Go through the material and pull out every line with the string "Parent" in it.
Start of Provided records
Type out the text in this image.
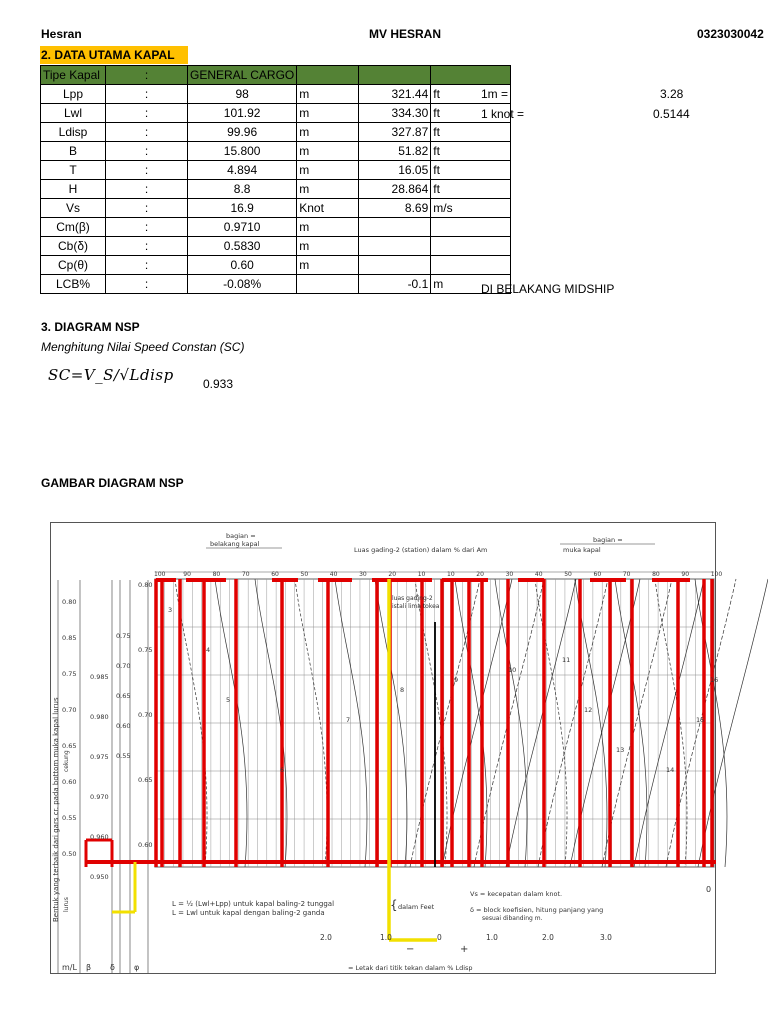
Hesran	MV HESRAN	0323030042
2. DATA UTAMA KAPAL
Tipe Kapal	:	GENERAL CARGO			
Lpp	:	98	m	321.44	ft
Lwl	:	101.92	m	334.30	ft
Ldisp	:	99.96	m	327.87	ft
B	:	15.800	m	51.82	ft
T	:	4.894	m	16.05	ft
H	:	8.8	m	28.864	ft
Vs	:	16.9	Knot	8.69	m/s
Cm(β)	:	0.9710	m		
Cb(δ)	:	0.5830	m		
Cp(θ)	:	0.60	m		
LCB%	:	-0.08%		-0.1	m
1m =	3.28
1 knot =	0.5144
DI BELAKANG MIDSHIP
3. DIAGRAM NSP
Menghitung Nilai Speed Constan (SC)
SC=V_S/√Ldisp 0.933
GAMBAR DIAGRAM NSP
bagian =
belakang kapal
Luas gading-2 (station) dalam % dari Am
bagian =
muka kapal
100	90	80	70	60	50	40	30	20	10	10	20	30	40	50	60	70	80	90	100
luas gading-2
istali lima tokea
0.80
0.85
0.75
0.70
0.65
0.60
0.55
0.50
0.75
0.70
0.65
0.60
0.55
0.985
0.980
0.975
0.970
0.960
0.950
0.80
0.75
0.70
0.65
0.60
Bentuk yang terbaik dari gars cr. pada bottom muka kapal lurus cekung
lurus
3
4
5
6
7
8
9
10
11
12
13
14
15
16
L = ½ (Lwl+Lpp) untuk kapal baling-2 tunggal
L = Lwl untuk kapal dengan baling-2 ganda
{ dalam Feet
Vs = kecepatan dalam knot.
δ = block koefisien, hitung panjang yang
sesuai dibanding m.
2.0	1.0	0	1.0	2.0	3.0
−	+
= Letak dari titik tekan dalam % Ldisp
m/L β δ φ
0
End of Provided records
Start of Provided records
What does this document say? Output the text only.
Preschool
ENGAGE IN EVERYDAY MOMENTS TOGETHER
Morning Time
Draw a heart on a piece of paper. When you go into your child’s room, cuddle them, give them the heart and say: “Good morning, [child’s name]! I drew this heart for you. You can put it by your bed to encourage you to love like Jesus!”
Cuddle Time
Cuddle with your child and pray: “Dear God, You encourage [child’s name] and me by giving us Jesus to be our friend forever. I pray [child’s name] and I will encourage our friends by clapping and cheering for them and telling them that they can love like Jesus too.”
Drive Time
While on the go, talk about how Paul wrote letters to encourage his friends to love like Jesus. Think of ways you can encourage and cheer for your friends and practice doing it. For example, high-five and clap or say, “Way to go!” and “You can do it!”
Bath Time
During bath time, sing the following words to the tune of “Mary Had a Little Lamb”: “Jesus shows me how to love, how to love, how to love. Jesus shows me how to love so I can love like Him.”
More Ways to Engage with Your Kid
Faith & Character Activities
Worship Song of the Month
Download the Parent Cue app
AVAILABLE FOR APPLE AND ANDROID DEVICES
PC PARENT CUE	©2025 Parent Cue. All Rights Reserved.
End of Provided records
#### Problem solution:
Download the Parent Cue app
PC PARENT CUE	©2025 Parent Cue. All Rights Reserved.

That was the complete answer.